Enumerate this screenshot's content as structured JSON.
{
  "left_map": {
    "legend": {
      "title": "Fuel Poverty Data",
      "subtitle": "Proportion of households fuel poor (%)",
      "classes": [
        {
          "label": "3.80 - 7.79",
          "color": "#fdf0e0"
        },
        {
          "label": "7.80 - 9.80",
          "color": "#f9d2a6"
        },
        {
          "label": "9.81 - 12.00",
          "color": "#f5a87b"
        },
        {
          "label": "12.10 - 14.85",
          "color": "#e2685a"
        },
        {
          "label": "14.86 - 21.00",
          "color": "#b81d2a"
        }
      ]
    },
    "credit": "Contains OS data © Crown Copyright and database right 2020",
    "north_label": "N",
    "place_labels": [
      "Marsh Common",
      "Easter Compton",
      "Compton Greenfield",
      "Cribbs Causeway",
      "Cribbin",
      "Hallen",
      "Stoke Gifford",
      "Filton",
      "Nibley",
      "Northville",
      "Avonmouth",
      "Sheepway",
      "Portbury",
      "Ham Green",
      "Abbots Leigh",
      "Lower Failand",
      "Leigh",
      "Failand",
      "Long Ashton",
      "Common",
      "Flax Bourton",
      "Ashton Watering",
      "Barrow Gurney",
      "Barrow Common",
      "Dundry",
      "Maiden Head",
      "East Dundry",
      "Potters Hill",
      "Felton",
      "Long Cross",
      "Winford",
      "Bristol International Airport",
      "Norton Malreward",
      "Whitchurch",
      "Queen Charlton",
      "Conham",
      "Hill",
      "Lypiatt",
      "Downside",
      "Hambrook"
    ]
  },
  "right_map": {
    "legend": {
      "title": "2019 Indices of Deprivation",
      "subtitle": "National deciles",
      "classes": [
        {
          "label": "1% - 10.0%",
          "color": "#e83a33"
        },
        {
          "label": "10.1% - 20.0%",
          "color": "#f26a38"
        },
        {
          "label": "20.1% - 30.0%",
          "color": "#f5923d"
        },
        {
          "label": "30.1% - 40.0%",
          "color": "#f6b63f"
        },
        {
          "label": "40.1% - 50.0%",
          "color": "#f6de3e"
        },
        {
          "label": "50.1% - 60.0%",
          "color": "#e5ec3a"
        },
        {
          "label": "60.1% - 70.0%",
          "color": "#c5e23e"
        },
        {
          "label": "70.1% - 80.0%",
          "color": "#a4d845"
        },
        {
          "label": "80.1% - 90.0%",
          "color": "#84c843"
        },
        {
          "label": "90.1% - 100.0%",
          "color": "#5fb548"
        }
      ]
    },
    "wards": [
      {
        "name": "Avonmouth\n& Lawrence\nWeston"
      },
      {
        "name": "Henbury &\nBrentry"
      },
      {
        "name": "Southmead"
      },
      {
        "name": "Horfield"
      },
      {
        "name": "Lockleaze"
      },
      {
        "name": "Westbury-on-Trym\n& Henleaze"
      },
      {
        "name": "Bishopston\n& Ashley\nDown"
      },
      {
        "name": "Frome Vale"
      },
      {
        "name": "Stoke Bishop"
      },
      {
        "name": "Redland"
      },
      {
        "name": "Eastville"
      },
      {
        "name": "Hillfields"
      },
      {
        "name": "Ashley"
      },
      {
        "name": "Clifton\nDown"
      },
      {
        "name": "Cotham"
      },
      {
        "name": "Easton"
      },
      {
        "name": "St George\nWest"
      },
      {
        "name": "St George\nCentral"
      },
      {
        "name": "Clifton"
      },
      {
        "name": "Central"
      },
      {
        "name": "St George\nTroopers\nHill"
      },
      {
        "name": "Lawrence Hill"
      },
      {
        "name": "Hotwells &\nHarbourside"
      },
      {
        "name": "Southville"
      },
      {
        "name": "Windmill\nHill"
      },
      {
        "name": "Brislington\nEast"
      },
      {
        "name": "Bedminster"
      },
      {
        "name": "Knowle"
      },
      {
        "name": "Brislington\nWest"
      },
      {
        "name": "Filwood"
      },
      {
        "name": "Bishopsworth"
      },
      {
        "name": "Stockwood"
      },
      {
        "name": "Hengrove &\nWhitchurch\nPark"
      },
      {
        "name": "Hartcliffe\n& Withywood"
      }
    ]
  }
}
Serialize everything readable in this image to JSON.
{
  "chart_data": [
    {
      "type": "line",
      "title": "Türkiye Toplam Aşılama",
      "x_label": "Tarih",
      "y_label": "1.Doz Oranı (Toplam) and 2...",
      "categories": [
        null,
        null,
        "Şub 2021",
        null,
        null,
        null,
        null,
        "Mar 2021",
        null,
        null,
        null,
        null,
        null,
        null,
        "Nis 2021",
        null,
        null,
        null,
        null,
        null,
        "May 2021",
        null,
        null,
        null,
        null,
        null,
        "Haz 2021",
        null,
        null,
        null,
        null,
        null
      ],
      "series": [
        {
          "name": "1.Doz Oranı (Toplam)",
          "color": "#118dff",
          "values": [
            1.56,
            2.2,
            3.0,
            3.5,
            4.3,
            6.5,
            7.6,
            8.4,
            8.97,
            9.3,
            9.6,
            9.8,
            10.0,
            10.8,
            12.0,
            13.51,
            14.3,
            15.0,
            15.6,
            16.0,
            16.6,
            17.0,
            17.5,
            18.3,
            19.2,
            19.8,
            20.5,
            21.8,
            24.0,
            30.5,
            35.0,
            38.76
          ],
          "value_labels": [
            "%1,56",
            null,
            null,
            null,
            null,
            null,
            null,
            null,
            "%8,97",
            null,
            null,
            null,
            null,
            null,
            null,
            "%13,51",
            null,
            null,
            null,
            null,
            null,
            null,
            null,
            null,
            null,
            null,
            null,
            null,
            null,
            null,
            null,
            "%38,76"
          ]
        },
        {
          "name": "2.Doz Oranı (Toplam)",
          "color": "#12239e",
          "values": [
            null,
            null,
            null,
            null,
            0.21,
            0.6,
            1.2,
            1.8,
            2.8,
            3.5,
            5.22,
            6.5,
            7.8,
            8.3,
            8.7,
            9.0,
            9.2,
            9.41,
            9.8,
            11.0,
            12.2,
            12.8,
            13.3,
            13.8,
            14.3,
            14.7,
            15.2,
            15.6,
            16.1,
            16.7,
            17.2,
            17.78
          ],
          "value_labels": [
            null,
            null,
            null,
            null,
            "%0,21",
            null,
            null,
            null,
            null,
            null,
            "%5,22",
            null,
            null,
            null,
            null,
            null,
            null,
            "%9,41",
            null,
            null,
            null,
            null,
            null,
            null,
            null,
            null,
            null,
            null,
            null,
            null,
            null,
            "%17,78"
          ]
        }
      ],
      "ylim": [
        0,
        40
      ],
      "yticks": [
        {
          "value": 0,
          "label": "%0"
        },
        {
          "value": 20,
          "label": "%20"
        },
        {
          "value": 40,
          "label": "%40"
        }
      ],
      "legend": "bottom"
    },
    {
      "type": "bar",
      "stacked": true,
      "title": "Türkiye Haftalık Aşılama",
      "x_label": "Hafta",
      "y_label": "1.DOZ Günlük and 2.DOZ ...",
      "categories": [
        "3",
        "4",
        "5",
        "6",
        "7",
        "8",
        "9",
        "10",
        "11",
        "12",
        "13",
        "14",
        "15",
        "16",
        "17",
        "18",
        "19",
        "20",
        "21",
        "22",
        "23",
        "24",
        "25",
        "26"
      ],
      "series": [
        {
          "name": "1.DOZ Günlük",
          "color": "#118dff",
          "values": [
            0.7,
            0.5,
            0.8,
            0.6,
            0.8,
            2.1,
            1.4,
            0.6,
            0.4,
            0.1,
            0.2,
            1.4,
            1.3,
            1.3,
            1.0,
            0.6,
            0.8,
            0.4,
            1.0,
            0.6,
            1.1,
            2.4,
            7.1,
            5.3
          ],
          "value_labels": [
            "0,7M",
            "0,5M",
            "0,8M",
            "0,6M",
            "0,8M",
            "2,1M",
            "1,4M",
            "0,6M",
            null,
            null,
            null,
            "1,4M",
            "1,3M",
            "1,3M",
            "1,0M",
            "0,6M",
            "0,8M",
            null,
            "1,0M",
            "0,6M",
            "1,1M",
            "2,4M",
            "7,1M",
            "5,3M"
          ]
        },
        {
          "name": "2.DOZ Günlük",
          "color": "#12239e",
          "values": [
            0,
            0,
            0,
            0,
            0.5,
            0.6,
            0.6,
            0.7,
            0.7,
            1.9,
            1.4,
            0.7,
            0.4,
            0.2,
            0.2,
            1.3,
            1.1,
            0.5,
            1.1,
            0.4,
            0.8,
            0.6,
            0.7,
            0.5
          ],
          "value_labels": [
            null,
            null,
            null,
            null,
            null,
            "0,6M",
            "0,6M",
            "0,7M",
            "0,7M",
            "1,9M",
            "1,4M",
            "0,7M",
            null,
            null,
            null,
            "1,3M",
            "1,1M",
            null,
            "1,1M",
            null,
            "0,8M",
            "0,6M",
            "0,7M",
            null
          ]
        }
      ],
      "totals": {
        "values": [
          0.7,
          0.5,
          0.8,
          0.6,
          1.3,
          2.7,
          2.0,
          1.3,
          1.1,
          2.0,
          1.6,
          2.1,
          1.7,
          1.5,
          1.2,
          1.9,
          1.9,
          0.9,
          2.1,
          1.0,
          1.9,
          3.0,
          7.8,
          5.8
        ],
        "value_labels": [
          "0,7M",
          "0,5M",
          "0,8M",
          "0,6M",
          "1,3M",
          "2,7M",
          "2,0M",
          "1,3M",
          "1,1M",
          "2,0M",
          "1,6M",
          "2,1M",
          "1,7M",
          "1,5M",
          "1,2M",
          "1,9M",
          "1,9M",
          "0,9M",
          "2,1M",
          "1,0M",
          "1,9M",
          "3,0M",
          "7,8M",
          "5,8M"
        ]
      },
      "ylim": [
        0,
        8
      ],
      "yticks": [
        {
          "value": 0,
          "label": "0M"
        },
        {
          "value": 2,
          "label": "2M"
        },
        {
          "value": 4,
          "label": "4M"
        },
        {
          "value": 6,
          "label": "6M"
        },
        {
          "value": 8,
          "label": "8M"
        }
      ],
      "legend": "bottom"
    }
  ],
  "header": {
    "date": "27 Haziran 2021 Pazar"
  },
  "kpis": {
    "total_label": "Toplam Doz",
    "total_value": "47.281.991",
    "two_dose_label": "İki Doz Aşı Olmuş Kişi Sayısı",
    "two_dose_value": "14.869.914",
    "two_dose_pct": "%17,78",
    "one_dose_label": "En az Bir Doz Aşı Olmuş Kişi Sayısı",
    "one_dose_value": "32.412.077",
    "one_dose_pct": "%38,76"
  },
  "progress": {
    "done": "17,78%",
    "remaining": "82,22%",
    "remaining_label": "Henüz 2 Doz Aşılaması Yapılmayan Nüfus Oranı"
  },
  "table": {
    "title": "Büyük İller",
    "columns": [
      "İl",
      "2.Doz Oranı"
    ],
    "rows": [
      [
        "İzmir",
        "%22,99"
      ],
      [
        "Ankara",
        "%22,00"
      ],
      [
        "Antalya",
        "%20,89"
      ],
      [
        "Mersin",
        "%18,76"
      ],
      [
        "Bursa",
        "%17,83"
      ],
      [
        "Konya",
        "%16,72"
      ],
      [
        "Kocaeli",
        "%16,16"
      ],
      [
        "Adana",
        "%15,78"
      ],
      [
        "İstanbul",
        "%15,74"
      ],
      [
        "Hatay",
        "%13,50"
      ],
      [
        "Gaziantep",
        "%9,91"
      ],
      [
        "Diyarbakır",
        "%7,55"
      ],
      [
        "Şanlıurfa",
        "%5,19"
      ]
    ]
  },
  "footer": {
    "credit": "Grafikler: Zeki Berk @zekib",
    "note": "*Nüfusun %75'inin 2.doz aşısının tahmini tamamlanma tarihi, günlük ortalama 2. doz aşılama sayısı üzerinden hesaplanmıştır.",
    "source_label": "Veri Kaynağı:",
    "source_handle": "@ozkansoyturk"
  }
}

Goal of the exercise:
Filter the records down to the lines that contain the string "this", and copy those lines.

The result:
Enumerate this screenshot's content as structured JSON.
Serialize everything readable in this image to JSON.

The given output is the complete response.